Items drawn from a data source
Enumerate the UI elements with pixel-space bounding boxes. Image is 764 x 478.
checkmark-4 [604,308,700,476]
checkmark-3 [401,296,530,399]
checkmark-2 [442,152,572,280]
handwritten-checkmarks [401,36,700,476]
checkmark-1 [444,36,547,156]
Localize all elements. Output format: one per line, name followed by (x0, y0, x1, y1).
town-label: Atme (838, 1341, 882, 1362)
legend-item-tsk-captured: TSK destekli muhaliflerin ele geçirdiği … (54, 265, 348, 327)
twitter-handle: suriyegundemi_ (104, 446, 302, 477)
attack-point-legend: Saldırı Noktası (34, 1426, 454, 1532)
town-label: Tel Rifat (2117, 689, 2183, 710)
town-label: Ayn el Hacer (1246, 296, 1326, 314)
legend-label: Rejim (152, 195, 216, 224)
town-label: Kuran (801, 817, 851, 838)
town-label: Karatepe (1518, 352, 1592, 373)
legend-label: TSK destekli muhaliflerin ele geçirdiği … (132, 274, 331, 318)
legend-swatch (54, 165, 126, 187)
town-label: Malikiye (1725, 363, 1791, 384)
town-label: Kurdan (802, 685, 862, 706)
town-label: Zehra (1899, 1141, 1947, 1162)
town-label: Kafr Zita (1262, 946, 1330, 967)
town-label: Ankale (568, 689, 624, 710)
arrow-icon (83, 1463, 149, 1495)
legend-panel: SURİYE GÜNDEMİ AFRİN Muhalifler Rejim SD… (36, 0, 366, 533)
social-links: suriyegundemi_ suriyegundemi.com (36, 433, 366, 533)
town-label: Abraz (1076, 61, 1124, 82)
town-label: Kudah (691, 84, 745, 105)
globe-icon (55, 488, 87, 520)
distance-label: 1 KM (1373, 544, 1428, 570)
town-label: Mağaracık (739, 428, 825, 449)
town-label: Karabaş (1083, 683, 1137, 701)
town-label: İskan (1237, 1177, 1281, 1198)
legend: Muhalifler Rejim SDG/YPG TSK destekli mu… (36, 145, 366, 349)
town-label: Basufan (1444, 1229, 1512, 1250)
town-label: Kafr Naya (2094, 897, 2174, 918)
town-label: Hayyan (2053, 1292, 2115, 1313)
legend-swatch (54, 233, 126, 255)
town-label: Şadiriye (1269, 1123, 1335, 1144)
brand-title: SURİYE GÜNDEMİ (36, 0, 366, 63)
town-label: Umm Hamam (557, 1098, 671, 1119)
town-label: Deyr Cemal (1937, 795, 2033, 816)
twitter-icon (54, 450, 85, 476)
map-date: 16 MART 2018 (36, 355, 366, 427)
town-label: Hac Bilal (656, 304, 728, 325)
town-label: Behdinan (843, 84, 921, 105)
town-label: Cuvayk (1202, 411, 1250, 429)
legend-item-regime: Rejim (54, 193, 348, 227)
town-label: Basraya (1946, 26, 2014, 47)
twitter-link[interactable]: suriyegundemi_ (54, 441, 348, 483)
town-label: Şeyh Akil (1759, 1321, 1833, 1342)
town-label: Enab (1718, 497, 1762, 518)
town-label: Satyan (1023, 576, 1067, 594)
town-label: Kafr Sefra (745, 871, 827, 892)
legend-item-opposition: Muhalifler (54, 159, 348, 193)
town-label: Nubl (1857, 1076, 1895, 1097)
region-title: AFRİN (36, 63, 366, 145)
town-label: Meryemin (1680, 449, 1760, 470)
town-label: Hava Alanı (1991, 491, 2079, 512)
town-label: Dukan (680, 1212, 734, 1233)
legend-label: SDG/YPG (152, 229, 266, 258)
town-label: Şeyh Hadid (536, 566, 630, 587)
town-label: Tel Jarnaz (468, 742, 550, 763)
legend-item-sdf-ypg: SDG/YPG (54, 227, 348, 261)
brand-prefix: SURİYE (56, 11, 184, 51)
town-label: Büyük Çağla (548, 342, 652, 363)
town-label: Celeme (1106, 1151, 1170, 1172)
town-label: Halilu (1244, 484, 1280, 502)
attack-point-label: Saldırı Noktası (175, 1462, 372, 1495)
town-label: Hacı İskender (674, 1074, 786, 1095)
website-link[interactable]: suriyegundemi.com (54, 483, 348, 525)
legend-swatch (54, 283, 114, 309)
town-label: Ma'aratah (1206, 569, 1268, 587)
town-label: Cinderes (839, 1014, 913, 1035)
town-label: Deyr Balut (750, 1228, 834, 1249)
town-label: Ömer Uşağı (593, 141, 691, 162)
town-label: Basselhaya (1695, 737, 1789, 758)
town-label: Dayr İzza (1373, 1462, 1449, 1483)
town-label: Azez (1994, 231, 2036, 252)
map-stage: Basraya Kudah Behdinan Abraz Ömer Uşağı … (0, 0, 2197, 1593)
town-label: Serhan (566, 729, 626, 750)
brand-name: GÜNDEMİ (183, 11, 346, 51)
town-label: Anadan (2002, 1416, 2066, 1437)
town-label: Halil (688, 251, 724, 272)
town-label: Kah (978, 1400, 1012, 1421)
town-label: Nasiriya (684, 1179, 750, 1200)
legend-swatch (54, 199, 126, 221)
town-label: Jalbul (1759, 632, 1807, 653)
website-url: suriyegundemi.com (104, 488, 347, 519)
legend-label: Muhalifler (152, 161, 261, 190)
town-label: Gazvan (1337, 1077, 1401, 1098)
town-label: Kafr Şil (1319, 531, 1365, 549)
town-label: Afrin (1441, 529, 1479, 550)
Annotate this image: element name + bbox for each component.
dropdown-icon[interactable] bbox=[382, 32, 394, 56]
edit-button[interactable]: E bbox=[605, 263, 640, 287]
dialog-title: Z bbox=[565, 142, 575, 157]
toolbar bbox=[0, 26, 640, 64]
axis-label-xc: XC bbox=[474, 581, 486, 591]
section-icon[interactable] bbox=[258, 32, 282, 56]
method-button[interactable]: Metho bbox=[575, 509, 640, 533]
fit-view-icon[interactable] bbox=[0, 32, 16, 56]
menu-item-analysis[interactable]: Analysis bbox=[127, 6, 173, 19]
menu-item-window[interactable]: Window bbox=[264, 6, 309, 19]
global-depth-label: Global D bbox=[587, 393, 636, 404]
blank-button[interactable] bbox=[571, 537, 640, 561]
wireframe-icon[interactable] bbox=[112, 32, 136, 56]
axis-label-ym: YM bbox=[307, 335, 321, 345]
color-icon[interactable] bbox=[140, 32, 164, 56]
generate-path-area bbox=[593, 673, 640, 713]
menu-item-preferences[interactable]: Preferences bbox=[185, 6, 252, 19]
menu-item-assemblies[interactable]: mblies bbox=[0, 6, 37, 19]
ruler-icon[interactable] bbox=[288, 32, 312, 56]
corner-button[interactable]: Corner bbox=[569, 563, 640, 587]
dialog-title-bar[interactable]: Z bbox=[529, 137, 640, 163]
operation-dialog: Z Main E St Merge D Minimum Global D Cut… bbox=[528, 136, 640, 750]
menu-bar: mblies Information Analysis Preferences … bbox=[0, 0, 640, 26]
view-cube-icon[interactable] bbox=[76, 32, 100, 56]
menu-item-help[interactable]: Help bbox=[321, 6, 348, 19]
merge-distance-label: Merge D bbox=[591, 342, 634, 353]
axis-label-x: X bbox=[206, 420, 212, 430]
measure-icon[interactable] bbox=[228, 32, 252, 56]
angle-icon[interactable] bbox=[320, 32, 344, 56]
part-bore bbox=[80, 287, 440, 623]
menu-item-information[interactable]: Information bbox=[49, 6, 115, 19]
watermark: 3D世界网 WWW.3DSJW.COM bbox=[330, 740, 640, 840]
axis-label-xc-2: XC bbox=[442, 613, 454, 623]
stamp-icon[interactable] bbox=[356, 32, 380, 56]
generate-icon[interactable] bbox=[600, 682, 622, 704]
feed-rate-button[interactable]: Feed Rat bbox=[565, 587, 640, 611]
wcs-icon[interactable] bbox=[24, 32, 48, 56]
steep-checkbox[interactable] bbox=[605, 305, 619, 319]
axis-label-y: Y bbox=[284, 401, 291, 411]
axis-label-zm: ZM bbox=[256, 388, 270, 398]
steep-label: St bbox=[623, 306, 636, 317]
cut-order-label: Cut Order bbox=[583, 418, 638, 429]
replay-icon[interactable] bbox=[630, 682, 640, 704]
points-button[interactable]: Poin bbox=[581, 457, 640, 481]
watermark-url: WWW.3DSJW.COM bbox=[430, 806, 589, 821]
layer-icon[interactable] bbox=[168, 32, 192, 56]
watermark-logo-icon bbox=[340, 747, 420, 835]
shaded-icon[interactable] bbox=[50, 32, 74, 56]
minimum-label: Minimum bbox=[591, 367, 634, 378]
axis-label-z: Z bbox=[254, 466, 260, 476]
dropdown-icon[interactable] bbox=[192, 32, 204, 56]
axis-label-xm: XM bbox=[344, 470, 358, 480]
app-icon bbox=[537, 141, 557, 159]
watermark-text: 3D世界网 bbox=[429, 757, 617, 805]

Exercise aim →
Can you show every line from the items above that contains the word "geçirdiği"?

Task solution →
legend-item-tsk-captured: TSK destekli muhaliflerin ele geçirdiği … (54, 265, 348, 327)
legend-label: TSK destekli muhaliflerin ele geçirdiği … (132, 274, 331, 318)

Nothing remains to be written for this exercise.